# EXERCISE
Give the number of lines in the listing below that include the word "content", with nothing more.

# DATA ENTRIES
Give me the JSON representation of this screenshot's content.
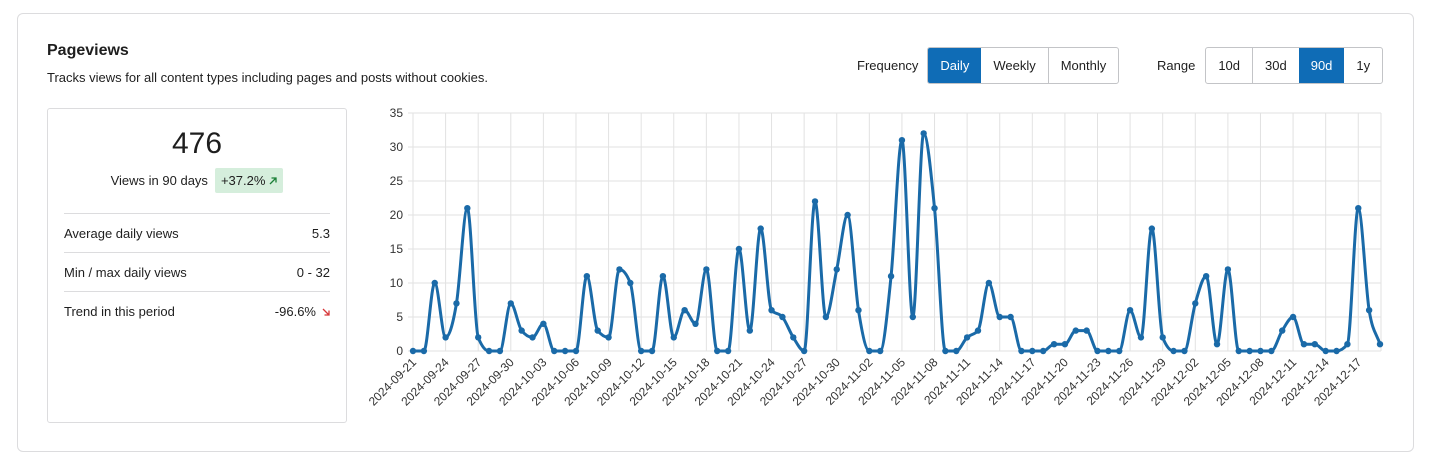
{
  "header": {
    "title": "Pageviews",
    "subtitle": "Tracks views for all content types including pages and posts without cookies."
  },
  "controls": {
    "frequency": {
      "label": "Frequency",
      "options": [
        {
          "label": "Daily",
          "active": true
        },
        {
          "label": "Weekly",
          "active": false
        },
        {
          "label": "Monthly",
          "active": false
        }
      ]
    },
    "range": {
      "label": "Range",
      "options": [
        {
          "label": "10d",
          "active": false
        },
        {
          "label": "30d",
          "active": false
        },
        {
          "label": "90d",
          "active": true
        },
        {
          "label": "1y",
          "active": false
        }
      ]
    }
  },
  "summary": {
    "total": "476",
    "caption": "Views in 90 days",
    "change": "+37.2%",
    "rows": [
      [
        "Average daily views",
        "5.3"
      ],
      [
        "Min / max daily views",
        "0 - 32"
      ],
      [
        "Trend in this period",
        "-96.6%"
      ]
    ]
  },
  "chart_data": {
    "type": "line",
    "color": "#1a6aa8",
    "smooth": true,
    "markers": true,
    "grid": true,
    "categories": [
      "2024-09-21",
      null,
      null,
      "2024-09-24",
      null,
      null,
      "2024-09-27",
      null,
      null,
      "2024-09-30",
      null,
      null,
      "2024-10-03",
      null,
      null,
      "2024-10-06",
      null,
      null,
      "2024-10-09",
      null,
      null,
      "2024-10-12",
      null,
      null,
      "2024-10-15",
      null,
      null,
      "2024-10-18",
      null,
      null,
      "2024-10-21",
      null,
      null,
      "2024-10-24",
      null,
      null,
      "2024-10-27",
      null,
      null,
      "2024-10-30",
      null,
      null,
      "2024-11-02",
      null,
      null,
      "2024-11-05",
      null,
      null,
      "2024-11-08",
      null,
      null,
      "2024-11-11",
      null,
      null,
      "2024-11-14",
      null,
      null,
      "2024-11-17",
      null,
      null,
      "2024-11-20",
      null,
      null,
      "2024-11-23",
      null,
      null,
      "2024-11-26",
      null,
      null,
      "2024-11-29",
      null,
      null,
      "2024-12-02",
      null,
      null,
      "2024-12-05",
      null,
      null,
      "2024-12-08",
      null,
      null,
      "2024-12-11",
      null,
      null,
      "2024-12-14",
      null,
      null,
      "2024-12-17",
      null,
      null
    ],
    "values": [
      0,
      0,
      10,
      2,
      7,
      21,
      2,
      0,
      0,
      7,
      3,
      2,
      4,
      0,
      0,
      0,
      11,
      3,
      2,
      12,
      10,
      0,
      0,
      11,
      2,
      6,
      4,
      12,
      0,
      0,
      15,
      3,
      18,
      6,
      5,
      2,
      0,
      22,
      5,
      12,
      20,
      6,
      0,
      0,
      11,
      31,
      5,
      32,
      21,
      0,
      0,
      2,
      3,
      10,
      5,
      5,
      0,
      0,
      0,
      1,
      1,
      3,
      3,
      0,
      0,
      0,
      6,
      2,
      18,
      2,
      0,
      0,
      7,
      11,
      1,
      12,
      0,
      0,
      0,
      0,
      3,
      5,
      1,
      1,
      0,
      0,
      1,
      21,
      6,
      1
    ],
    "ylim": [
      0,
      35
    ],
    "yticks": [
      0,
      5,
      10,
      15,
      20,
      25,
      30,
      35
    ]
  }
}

# FINAL RESULT
2